HOW TO COMPLETE THIS TASK: Copy out all lines in the material below that contain the string "pegatina".

INPUT FOR THIS TASK:
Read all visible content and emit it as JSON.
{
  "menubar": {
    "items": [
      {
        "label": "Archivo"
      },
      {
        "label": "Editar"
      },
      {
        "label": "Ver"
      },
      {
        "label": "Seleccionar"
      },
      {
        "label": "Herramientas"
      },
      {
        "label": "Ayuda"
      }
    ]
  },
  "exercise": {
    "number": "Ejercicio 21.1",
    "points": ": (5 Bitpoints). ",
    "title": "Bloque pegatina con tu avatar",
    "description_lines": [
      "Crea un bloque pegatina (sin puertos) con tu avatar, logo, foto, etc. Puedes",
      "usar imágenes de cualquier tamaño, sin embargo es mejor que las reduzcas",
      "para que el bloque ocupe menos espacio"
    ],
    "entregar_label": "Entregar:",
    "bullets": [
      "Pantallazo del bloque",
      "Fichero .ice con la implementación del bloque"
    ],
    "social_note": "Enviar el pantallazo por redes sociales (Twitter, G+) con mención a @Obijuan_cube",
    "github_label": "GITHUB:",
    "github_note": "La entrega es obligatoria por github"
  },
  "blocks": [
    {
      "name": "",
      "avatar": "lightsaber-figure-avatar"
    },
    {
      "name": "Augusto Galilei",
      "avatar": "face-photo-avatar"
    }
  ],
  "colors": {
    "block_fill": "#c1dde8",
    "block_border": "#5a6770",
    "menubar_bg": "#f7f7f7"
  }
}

ANSWER TO THIS TASK:
    "title": "Bloque pegatina con tu avatar",
      "Crea un bloque pegatina (sin puertos) con tu avatar, logo, foto, etc. Puedes",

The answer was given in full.